— Start Record set —

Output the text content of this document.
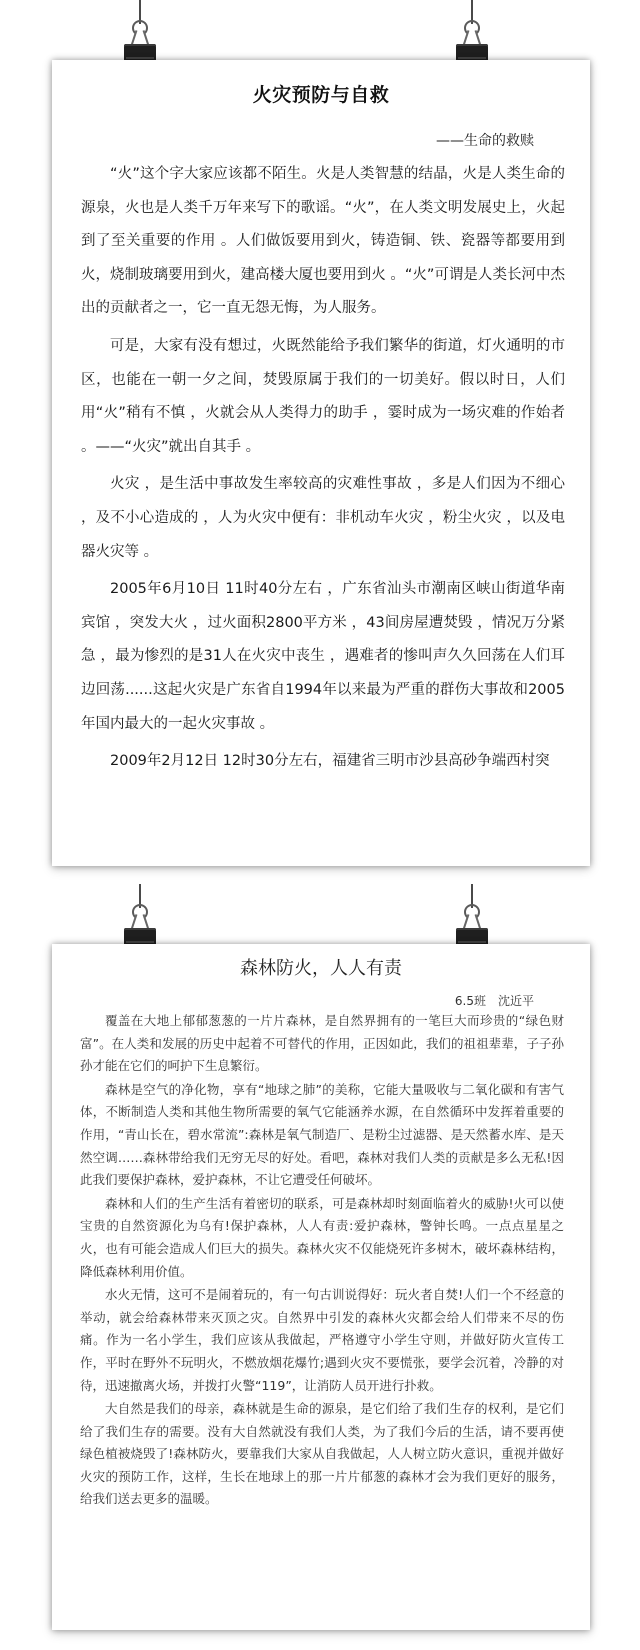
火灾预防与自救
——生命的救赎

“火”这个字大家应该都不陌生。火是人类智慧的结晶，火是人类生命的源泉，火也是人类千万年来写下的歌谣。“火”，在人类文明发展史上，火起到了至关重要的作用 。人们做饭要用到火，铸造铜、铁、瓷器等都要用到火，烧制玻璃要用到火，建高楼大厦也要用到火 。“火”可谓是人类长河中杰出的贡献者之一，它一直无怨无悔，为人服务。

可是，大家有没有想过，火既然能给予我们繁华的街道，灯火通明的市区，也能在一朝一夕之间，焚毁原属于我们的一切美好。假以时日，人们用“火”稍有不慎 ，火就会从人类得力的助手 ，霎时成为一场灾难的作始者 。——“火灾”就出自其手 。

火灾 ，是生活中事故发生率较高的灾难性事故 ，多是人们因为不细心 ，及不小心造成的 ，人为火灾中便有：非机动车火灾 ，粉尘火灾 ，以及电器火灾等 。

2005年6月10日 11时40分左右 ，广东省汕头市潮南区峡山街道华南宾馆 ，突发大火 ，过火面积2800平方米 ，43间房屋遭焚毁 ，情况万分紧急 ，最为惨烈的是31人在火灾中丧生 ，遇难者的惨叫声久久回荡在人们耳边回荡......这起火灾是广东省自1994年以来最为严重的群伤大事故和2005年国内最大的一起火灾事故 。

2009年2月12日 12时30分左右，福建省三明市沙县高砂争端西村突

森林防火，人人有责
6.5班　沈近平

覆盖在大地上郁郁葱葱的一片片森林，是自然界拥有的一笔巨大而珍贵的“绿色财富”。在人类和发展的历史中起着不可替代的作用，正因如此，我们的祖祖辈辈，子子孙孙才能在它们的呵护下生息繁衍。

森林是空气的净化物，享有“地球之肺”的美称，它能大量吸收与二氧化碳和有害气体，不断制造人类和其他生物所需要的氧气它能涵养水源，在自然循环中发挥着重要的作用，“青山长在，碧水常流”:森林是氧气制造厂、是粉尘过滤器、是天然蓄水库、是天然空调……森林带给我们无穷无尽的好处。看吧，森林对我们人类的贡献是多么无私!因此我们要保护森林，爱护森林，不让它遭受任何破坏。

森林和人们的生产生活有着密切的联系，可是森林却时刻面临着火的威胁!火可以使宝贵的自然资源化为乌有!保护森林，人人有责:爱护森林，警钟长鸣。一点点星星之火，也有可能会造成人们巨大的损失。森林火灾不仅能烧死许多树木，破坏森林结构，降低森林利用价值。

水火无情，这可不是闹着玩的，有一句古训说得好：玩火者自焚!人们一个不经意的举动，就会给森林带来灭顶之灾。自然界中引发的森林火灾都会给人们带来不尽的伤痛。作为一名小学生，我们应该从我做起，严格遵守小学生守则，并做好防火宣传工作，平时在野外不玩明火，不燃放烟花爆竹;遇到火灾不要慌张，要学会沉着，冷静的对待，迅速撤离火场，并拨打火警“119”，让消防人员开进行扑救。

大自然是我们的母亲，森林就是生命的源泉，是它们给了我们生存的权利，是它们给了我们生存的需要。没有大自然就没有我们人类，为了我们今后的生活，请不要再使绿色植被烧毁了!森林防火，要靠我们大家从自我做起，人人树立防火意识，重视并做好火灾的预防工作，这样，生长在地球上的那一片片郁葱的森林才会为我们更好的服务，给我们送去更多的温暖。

— End Record set —
— Start Record set —

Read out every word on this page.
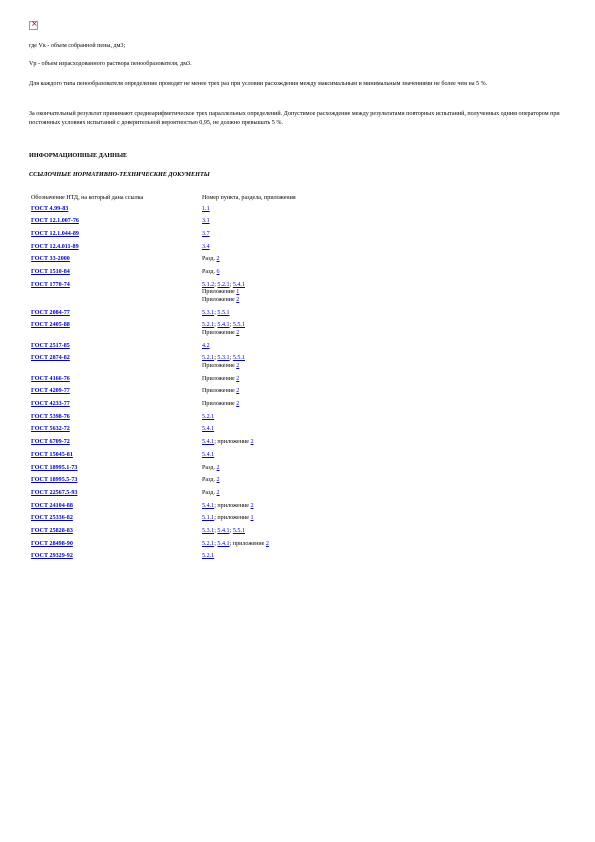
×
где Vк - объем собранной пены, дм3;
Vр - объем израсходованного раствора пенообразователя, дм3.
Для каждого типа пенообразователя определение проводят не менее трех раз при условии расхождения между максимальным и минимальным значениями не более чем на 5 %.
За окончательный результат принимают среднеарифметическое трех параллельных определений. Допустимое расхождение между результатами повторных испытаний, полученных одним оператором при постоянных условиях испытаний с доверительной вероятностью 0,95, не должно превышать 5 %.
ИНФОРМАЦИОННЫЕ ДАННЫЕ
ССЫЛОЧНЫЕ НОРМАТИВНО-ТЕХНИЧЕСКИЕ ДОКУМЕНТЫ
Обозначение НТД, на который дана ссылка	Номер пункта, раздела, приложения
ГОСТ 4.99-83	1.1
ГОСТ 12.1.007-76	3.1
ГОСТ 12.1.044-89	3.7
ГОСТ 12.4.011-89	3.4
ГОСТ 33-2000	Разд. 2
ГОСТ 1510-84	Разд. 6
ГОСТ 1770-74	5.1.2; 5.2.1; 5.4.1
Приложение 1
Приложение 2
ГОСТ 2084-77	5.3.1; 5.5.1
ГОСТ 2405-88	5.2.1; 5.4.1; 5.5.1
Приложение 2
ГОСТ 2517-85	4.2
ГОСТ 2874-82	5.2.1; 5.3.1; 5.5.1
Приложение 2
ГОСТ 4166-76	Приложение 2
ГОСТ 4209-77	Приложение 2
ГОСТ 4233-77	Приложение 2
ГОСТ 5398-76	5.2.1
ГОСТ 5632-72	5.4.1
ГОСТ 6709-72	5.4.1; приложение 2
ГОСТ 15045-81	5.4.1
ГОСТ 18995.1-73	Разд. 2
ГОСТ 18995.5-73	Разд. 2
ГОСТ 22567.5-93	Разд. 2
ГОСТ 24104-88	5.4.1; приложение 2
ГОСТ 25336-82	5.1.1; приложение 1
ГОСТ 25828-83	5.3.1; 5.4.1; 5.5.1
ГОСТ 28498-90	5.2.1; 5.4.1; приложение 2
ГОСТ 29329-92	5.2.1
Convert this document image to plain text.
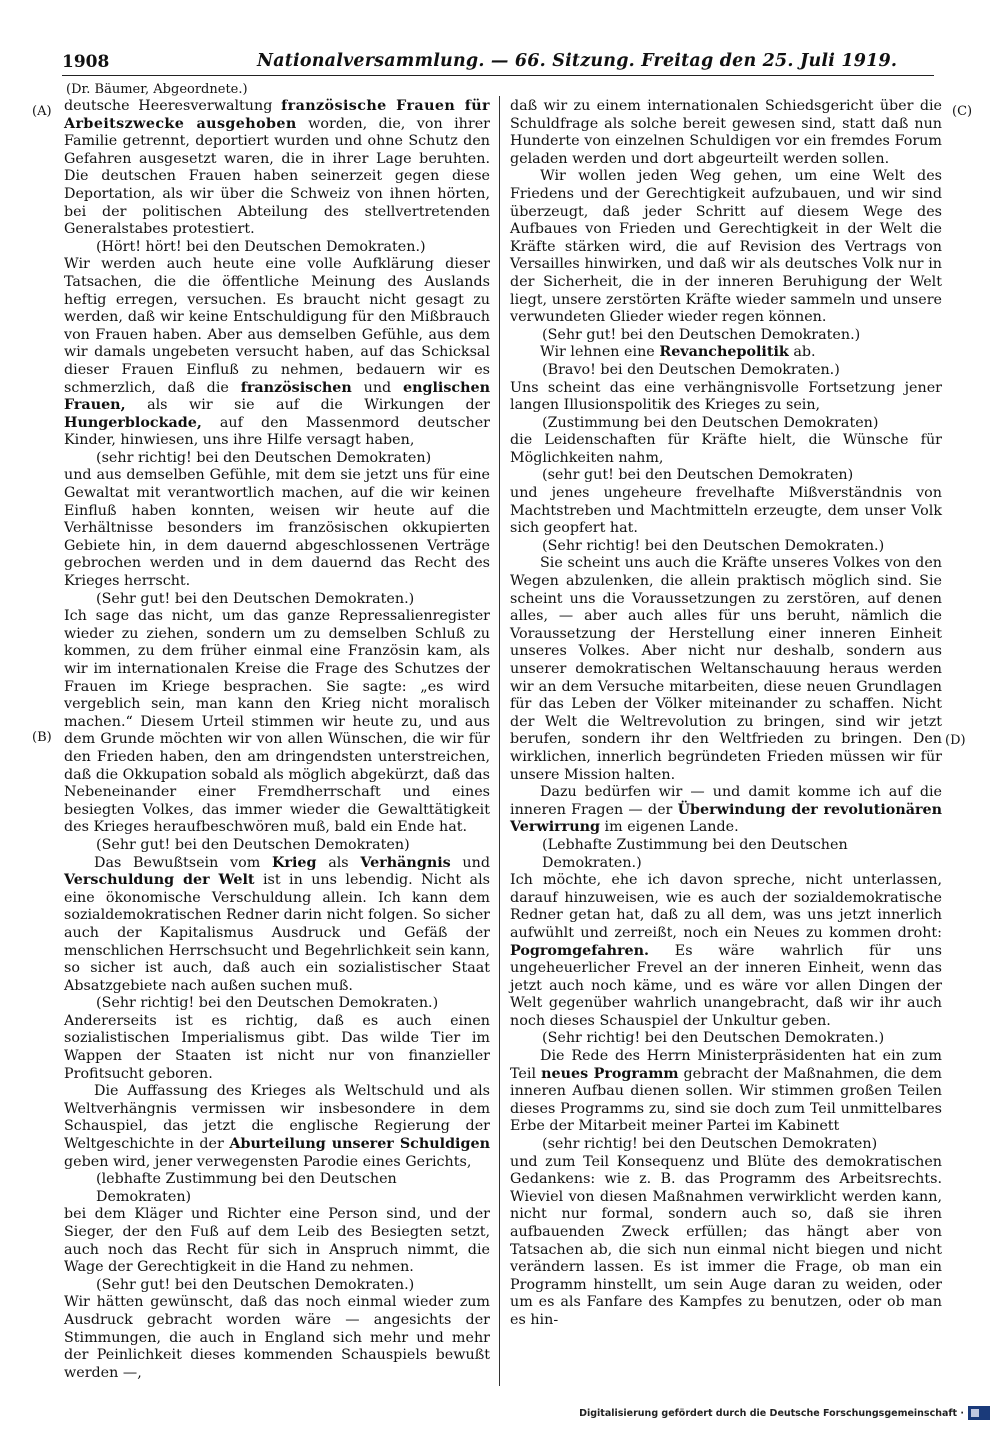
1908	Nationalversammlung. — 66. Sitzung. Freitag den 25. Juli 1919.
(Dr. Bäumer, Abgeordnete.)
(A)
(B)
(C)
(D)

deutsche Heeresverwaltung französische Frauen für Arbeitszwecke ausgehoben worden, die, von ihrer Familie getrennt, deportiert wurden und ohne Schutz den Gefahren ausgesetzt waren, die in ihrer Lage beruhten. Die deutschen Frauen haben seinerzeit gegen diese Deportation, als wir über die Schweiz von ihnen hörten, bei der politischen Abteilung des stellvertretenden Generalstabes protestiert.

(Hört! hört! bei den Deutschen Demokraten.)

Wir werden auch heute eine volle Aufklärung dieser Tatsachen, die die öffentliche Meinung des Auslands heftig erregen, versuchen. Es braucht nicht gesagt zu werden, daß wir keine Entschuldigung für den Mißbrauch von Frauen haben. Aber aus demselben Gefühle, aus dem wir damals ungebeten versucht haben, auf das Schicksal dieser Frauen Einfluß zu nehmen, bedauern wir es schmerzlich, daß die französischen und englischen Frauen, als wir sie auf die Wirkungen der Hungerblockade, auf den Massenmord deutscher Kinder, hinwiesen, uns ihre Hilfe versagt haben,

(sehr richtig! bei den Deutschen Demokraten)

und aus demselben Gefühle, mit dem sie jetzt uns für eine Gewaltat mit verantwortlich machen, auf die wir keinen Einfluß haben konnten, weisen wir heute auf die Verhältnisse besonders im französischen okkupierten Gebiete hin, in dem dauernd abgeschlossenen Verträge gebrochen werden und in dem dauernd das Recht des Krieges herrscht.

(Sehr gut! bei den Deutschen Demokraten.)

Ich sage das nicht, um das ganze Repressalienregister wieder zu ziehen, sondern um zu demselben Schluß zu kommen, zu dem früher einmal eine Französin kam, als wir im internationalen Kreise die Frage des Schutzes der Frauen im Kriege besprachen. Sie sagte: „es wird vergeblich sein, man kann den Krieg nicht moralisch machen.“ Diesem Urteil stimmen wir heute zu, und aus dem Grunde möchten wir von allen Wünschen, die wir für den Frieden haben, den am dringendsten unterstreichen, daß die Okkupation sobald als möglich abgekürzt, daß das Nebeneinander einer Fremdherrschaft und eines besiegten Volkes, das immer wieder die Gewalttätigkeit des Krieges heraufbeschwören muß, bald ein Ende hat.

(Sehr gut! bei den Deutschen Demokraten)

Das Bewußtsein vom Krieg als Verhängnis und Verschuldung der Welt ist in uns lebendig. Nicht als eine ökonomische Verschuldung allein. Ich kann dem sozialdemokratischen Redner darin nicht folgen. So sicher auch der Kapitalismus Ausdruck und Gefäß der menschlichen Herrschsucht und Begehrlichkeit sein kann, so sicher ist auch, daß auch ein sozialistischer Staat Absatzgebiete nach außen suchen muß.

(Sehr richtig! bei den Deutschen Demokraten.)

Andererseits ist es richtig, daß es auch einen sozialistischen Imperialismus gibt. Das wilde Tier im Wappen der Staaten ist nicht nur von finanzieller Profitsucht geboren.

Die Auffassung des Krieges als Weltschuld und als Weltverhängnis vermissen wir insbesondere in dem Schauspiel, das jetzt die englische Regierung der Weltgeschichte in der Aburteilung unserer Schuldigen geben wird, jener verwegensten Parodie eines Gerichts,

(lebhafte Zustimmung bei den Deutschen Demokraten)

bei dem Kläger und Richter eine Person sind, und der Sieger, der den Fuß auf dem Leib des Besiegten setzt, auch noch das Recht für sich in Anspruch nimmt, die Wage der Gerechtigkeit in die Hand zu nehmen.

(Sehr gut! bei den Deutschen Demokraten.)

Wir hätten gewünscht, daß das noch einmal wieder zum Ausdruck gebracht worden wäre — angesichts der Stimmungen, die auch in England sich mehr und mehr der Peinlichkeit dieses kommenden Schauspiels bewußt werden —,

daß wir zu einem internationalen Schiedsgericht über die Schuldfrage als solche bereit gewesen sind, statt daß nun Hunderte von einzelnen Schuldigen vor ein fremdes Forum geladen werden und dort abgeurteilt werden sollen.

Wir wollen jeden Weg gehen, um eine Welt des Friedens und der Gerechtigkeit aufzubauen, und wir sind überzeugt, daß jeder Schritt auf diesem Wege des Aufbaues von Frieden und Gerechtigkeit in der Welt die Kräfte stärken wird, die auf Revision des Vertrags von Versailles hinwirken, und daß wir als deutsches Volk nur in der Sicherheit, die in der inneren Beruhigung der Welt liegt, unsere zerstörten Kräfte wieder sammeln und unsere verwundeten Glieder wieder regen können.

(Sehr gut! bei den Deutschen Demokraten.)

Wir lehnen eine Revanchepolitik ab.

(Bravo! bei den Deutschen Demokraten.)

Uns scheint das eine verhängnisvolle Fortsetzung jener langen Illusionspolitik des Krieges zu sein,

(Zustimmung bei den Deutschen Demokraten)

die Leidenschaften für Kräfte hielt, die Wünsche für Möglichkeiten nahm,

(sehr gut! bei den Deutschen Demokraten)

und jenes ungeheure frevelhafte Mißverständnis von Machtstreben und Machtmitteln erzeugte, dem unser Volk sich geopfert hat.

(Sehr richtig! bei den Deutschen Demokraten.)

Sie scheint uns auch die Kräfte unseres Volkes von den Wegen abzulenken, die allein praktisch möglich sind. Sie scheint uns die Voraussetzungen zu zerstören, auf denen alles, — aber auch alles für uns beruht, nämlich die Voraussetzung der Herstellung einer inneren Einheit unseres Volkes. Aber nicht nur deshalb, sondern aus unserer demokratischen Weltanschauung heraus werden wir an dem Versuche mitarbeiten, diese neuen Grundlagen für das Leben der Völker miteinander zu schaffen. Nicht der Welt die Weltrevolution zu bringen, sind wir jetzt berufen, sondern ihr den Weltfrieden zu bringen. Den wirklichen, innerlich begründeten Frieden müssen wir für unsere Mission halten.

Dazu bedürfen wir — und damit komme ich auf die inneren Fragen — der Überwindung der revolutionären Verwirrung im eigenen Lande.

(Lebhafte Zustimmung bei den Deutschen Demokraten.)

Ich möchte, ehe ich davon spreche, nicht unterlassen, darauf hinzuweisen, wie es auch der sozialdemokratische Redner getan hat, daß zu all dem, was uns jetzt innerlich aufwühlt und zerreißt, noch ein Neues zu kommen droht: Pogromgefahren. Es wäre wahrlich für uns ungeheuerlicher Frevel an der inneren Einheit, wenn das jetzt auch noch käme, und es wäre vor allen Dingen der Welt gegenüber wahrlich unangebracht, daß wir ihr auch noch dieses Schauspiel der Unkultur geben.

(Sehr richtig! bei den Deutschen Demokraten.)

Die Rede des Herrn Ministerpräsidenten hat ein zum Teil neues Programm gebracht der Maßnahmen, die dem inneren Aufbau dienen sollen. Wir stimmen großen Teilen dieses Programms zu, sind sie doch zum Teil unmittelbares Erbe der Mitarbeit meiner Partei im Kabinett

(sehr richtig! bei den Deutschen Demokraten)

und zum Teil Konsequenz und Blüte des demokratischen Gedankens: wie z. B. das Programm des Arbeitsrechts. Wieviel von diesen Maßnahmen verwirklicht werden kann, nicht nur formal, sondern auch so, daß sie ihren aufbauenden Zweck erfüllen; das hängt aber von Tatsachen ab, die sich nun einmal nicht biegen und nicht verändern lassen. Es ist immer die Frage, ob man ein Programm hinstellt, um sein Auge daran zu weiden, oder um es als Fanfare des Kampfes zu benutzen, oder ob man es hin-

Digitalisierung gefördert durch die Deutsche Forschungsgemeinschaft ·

— End Record set —

Work instructions: Each line in the entries above that includes the string "Zustimmung" should be extracted.

Completed task:
(lebhafte Zustimmung bei den Deutschen Demokraten)
(Zustimmung bei den Deutschen Demokraten)
(Lebhafte Zustimmung bei den Deutschen Demokraten.)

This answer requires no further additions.